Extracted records
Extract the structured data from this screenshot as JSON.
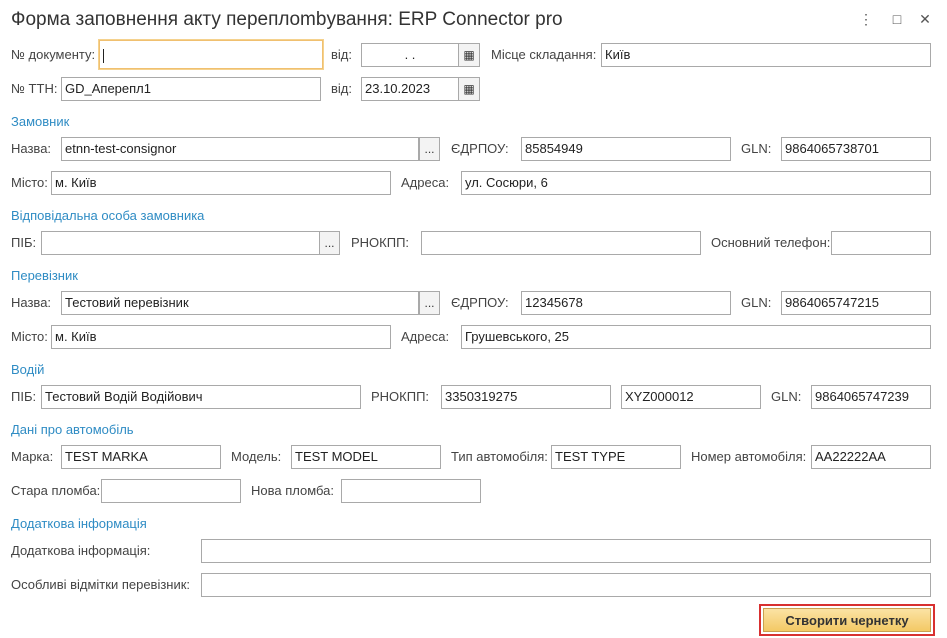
{
  "window": {
    "title": "Форма заповнення акту переплombування: ERP Connector pro",
    "more_icon": "⋮",
    "maximize_icon": "□",
    "close_icon": "✕"
  },
  "doc": {
    "number_label": "№ документу:",
    "number_value": "",
    "date_label": "від:",
    "date_value": " .  .",
    "place_label": "Місце складання:",
    "place_value": "Київ",
    "ttn_label": "№ ТТН:",
    "ttn_value": "GD_Аперепл1",
    "ttn_date_label": "від:",
    "ttn_date_value": "23.10.2023"
  },
  "customer": {
    "section": "Замовник",
    "name_label": "Назва:",
    "name_value": "etnn-test-consignor",
    "edrpou_label": "ЄДРПОУ:",
    "edrpou_value": "85854949",
    "gln_label": "GLN:",
    "gln_value": "9864065738701",
    "city_label": "Місто:",
    "city_value": "м. Київ",
    "address_label": "Адреса:",
    "address_value": "ул. Сосюри, 6"
  },
  "responsible": {
    "section": "Відповідальна особа замовника",
    "pib_label": "ПІБ:",
    "pib_value": "",
    "rnokpp_label": "РНОКПП:",
    "rnokpp_value": "",
    "phone_label": "Основний телефон:",
    "phone_value": ""
  },
  "carrier": {
    "section": "Перевізник",
    "name_label": "Назва:",
    "name_value": "Тестовий перевізник",
    "edrpou_label": "ЄДРПОУ:",
    "edrpou_value": "12345678",
    "gln_label": "GLN:",
    "gln_value": "9864065747215",
    "city_label": "Місто:",
    "city_value": "м. Київ",
    "address_label": "Адреса:",
    "address_value": "Грушевського, 25"
  },
  "driver": {
    "section": "Водій",
    "pib_label": "ПІБ:",
    "pib_value": "Тестовий Водій Водійович",
    "rnokpp_label": "РНОКПП:",
    "rnokpp_value": "3350319275",
    "license_value": "XYZ000012",
    "gln_label": "GLN:",
    "gln_value": "9864065747239"
  },
  "vehicle": {
    "section": "Дані про автомобіль",
    "brand_label": "Марка:",
    "brand_value": "TEST MARKA",
    "model_label": "Модель:",
    "model_value": "TEST MODEL",
    "type_label": "Тип автомобіля:",
    "type_value": "TEST TYPE",
    "plate_label": "Номер автомобіля:",
    "plate_value": "AA22222AA",
    "old_seal_label": "Стара пломба:",
    "old_seal_value": "",
    "new_seal_label": "Нова пломба:",
    "new_seal_value": ""
  },
  "extra": {
    "section": "Додаткова інформація",
    "info_label": "Додаткова інформація:",
    "info_value": "",
    "marks_label": "Особливі відмітки перевізник:",
    "marks_value": ""
  },
  "actions": {
    "create_label": "Створити чернетку",
    "select_label": "...",
    "calendar_icon": "▦"
  }
}
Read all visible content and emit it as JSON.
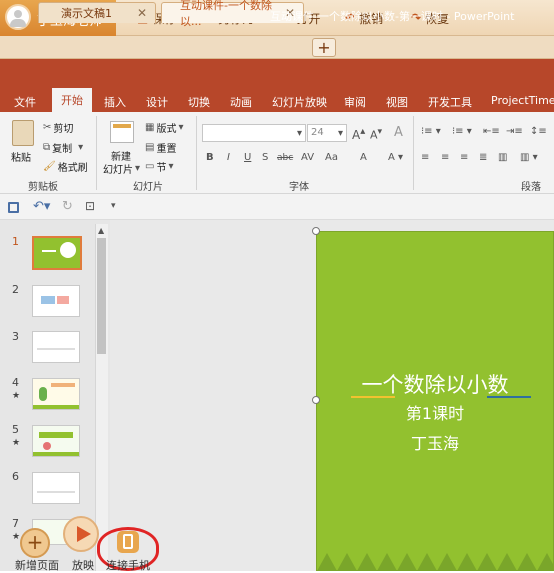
{
  "topbar": {
    "user_name": "丁玉海老师",
    "save": "保存",
    "save_as": "另存为",
    "open": "打开",
    "undo": "撤销",
    "redo": "恢复"
  },
  "tabs": [
    {
      "label": "演示文稿1"
    },
    {
      "label": "互动课件-一个数除以..."
    }
  ],
  "new_tab": "+",
  "window_title": "互动课件-一个数除以小数-第一课时 - PowerPoint",
  "ribbon_tabs": [
    "文件",
    "开始",
    "插入",
    "设计",
    "切换",
    "动画",
    "幻灯片放映",
    "审阅",
    "视图",
    "开发工具",
    "ProjectTimeLi"
  ],
  "ribbon": {
    "paste": "粘贴",
    "cut": "剪切",
    "copy": "复制",
    "format_painter": "格式刷",
    "clipboard": "剪贴板",
    "new_slide_1": "新建",
    "new_slide_2": "幻灯片",
    "layout": "版式",
    "reset": "重置",
    "section": "节",
    "slides": "幻灯片",
    "font_size": "24",
    "font": "字体",
    "paragraph": "段落"
  },
  "slides": [
    {
      "num": "1",
      "star": ""
    },
    {
      "num": "2",
      "star": ""
    },
    {
      "num": "3",
      "star": ""
    },
    {
      "num": "4",
      "star": "★"
    },
    {
      "num": "5",
      "star": "★"
    },
    {
      "num": "6",
      "star": ""
    },
    {
      "num": "7",
      "star": "★"
    }
  ],
  "slide_content": {
    "title": "一个数除以小数",
    "subtitle": "第1课时",
    "author": "丁玉海"
  },
  "bottom": {
    "new_page": "新增页面",
    "play": "放映",
    "connect": "连接手机"
  },
  "colors": {
    "accent": "#b7472a",
    "slide_bg": "#92c12f",
    "topbar_orange": "#d9852f"
  }
}
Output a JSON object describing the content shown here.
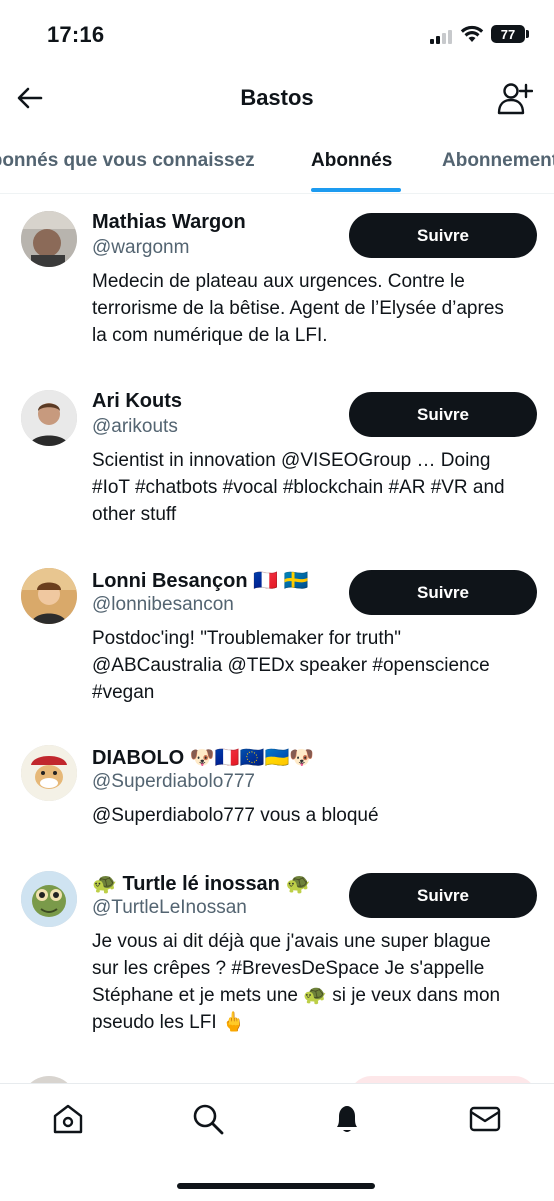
{
  "status_bar": {
    "time": "17:16",
    "battery": "77"
  },
  "header": {
    "title": "Bastos"
  },
  "tabs": [
    {
      "label": "Abonnés que vous connaissez"
    },
    {
      "label": "Abonnés"
    },
    {
      "label": "Abonnements"
    }
  ],
  "follow_label": "Suivre",
  "users": [
    {
      "name": "Mathias Wargon",
      "handle": "@wargonm",
      "bio": "Medecin de plateau aux urgences. Contre le terrorisme de la bêtise. Agent de l’Elysée d’apres la com numérique de la LFI."
    },
    {
      "name": "Ari Kouts",
      "handle": "@arikouts",
      "bio": "Scientist in innovation @VISEOGroup … Doing #IoT #chatbots #vocal #blockchain #AR #VR and other stuff"
    },
    {
      "name": "Lonni Besançon 🇫🇷 🇸🇪",
      "handle": "@lonnibesancon",
      "bio": "Postdoc'ing! \"Troublemaker for truth\" @ABCaustralia @TEDx speaker #openscience #vegan"
    },
    {
      "name": "DIABOLO 🐶🇫🇷🇪🇺🇺🇦🐶",
      "handle": "@Superdiabolo777",
      "bio": "@Superdiabolo777 vous a bloqué"
    },
    {
      "name": "🐢 Turtle lé inossan 🐢",
      "handle": "@TurtleLeInossan",
      "bio": "Je vous ai dit déjà que j'avais une super blague sur les crêpes ? #BrevesDeSpace Je s'appelle Stéphane et je mets une 🐢 si je veux dans mon pseudo les LFI 🖕"
    }
  ],
  "colors": {
    "accent": "#1d9bf0",
    "text": "#0f1419",
    "secondary": "#536471",
    "button": "#0f1419"
  },
  "bottom_nav": [
    "home-icon",
    "search-icon",
    "notifications-icon",
    "messages-icon"
  ]
}
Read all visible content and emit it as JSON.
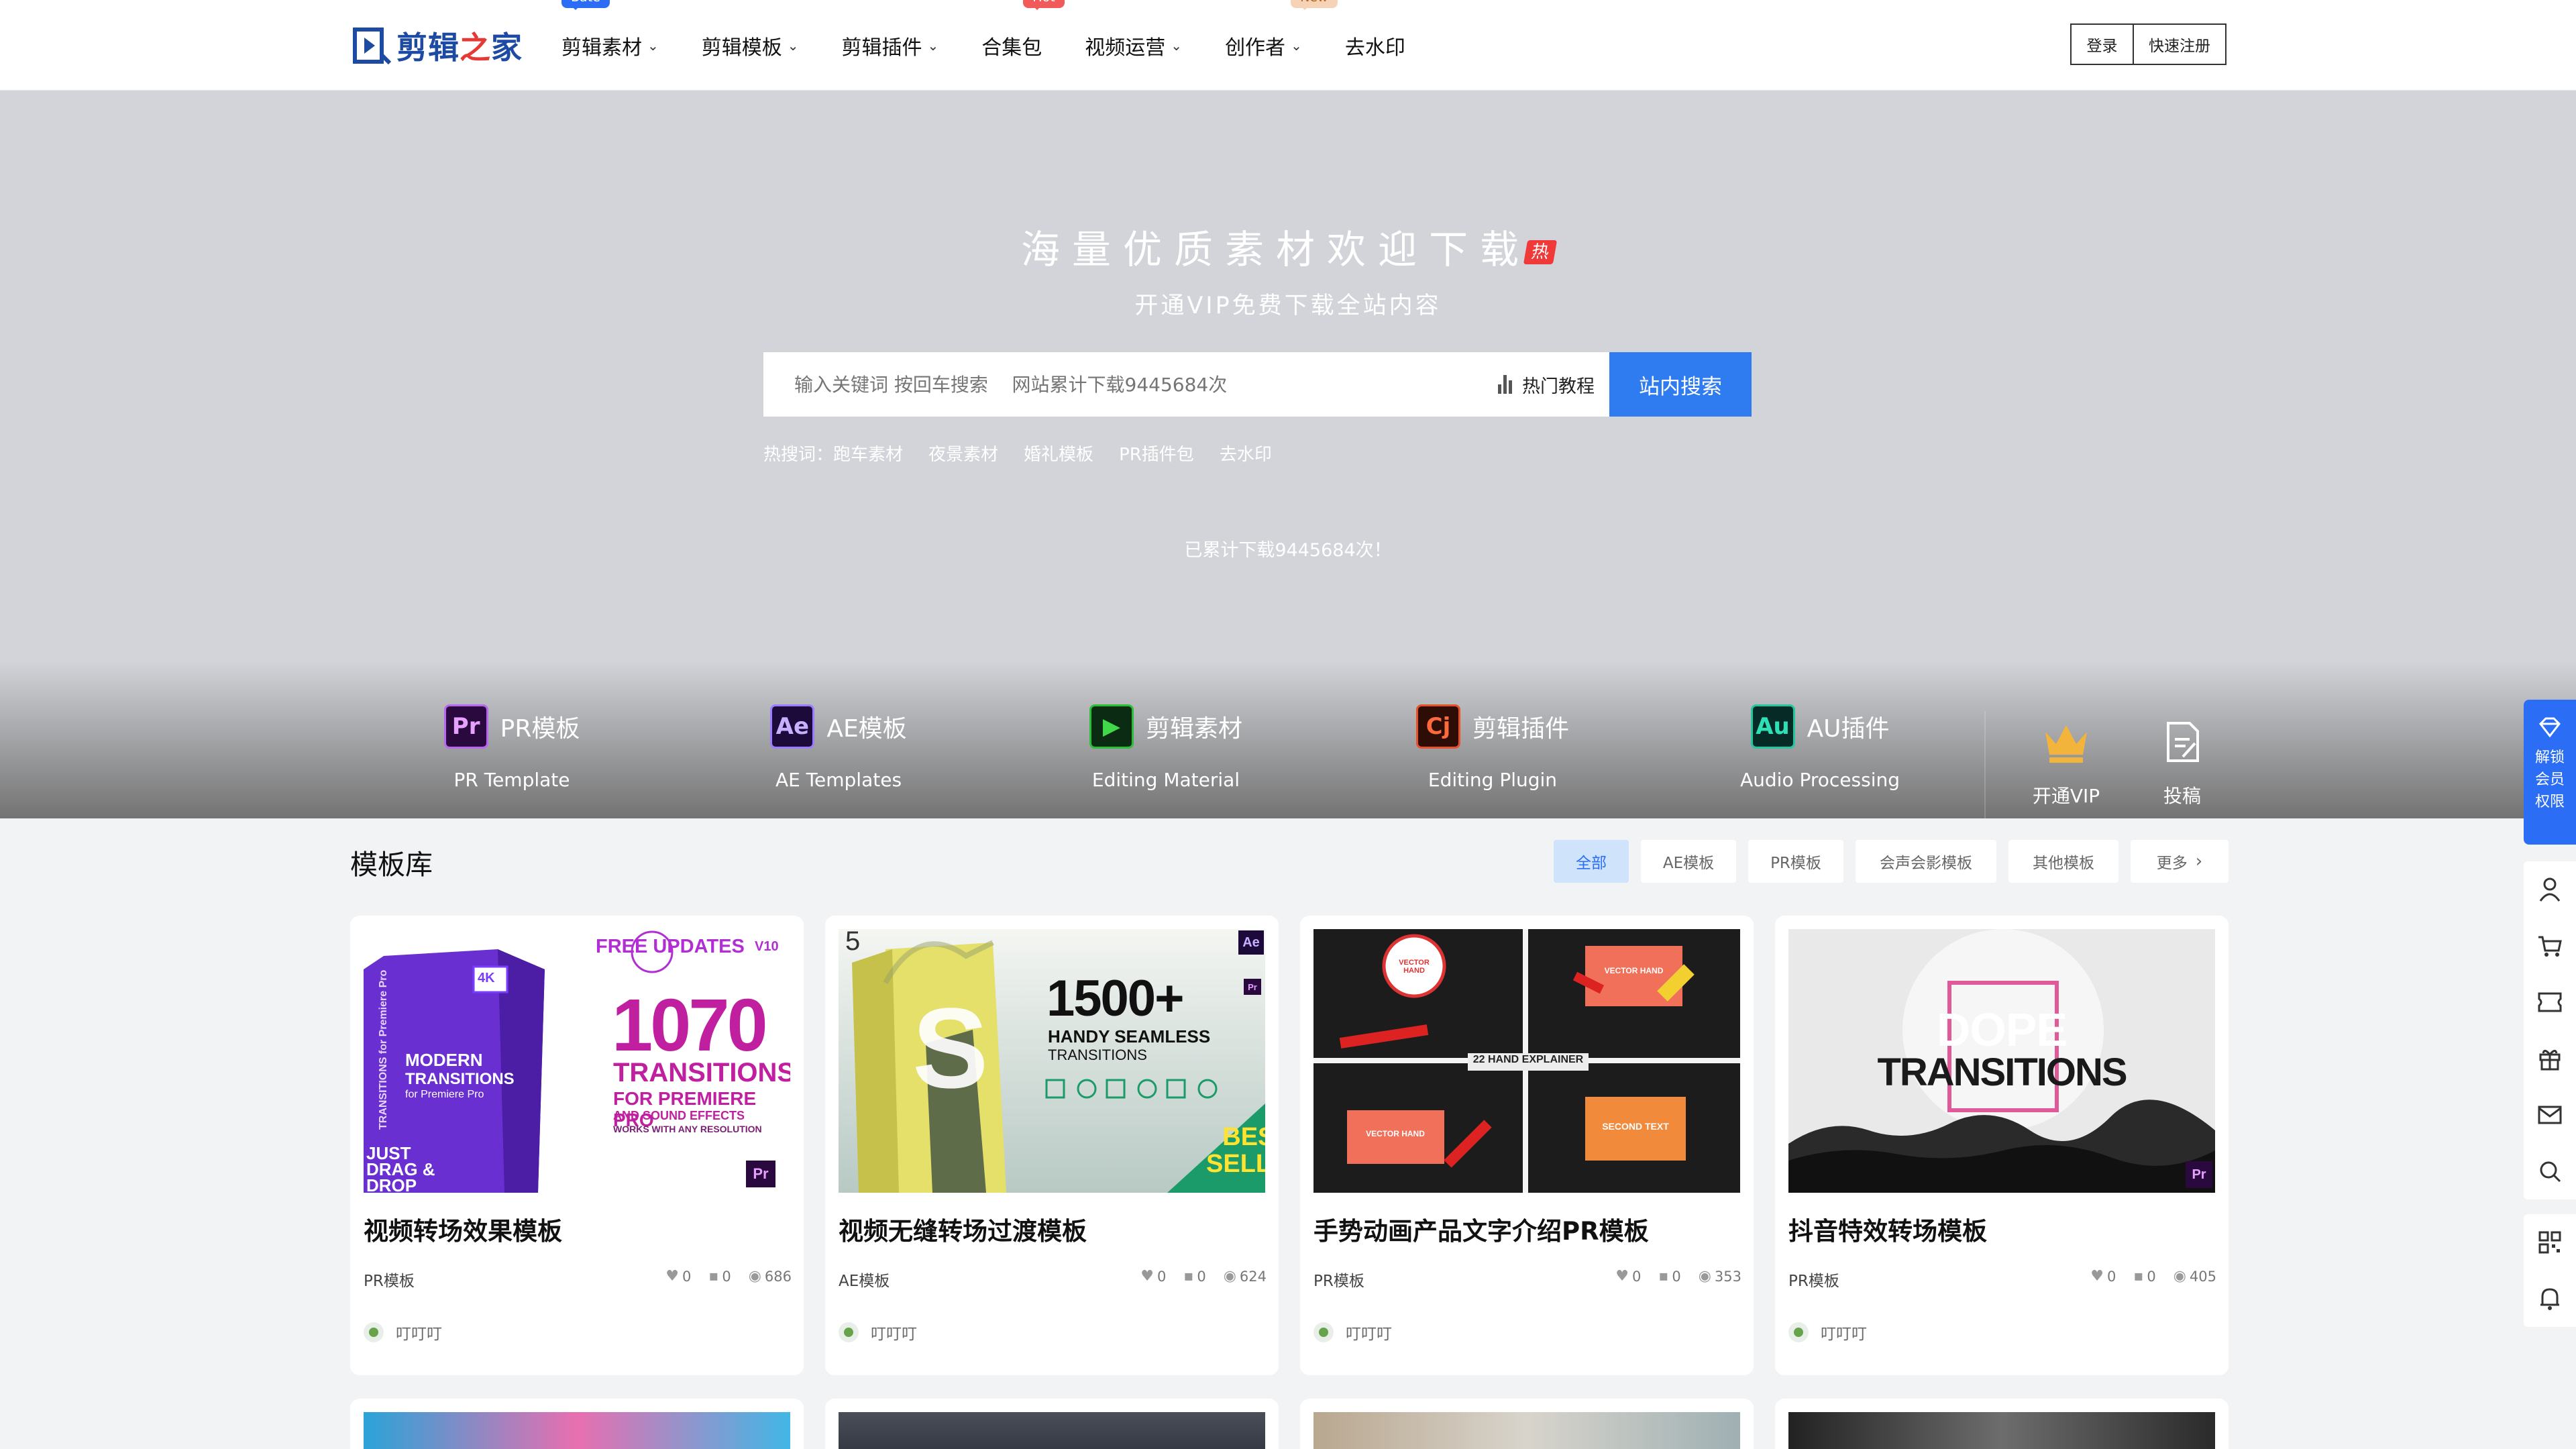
{
  "header": {
    "logo_text": "剪辑",
    "logo_text_accent": "之",
    "logo_text_tail": "家",
    "nav": [
      {
        "label": "剪辑素材",
        "dropdown": true,
        "badge": "Bate",
        "badge_color": "#2b6ef5"
      },
      {
        "label": "剪辑模板",
        "dropdown": true
      },
      {
        "label": "剪辑插件",
        "dropdown": true
      },
      {
        "label": "合集包",
        "dropdown": false,
        "badge": "Hot",
        "badge_color": "#f05a5a"
      },
      {
        "label": "视频运营",
        "dropdown": true
      },
      {
        "label": "创作者",
        "dropdown": true,
        "badge": "New",
        "badge_color": "#f6d2b6"
      },
      {
        "label": "去水印",
        "dropdown": false
      }
    ],
    "login": "登录",
    "register": "快速注册"
  },
  "hero": {
    "title": "海量优质素材欢迎下载",
    "hot_tag": "热",
    "subtitle": "开通VIP免费下载全站内容",
    "search_placeholder": "输入关键词 按回车搜索    网站累计下载9445684次",
    "hot_tutorial": "热门教程",
    "search_button": "站内搜索",
    "hot_label": "热搜词：",
    "hot_words": [
      "跑车素材",
      "夜景素材",
      "婚礼模板",
      "PR插件包",
      "去水印"
    ],
    "counter": "已累计下载9445684次！"
  },
  "categories": [
    {
      "icon": "Pr",
      "label": "PR模板",
      "sub": "PR Template",
      "icon_bg": "#2a0a3e",
      "icon_fg": "#e8a0ff"
    },
    {
      "icon": "Ae",
      "label": "AE模板",
      "sub": "AE Templates",
      "icon_bg": "#1c0a3a",
      "icon_fg": "#c9b0ff"
    },
    {
      "icon": "▶",
      "label": "剪辑素材",
      "sub": "Editing Material",
      "icon_bg": "#0b2b12",
      "icon_fg": "#3fd94a"
    },
    {
      "icon": "Cj",
      "label": "剪辑插件",
      "sub": "Editing Plugin",
      "icon_bg": "#2e0d06",
      "icon_fg": "#ff6a3d"
    },
    {
      "icon": "Au",
      "label": "AU插件",
      "sub": "Audio Processing",
      "icon_bg": "#062a25",
      "icon_fg": "#2fe0b6"
    }
  ],
  "quick": {
    "vip": "开通VIP",
    "submit": "投稿"
  },
  "section": {
    "title": "模板库",
    "filters": [
      "全部",
      "AE模板",
      "PR模板",
      "会声会影模板",
      "其他模板",
      "更多"
    ]
  },
  "cards": [
    {
      "title": "视频转场效果模板",
      "category": "PR模板",
      "likes": "0",
      "comments": "0",
      "views": "686",
      "author": "叮叮叮",
      "thumb": {
        "badge": "FREE UPDATES",
        "version": "V10",
        "big": "1070",
        "line1": "TRANSITIONS",
        "line2": "FOR PREMIERE PRO",
        "line3": "AND SOUND EFFECTS",
        "line4": "WORKS WITH ANY RESOLUTION",
        "box1": "MODERN",
        "box2": "TRANSITIONS",
        "box3": "for Premiere Pro",
        "box4": "4K",
        "side": "TRANSITIONS for Premiere Pro",
        "corner1": "JUST",
        "corner2": "DRAG &",
        "corner3": "DROP",
        "tag": "Pr"
      }
    },
    {
      "title": "视频无缝转场过渡模板",
      "category": "AE模板",
      "likes": "0",
      "comments": "0",
      "views": "624",
      "author": "叮叮叮",
      "thumb": {
        "num": "5",
        "big": "1500+",
        "line1": "HANDY SEAMLESS",
        "line2": "TRANSITIONS",
        "letter": "S",
        "best1": "BEST",
        "best2": "SELLER",
        "tag": "Ae",
        "tag2": "Pr"
      }
    },
    {
      "title": "手势动画产品文字介绍PR模板",
      "category": "PR模板",
      "likes": "0",
      "comments": "0",
      "views": "353",
      "author": "叮叮叮",
      "thumb": {
        "center": "22 HAND EXPLAINER",
        "tl": "VECTOR HAND",
        "tr": "VECTOR HAND",
        "bl": "VECTOR HAND",
        "br": "SECOND TEXT"
      }
    },
    {
      "title": "抖音特效转场模板",
      "category": "PR模板",
      "likes": "0",
      "comments": "0",
      "views": "405",
      "author": "叮叮叮",
      "thumb": {
        "line1": "DOPE",
        "line2": "TRANSITIONS",
        "tag": "Pr"
      }
    }
  ],
  "sidebar": {
    "vip_line1": "解锁",
    "vip_line2": "会员",
    "vip_line3": "权限"
  }
}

## Aim
Extract every line of the records above that contains the word "інформація".

## Answer for this exercise
    "section": "Додаткова інформація",
    "info_label": "Додаткова інформація:",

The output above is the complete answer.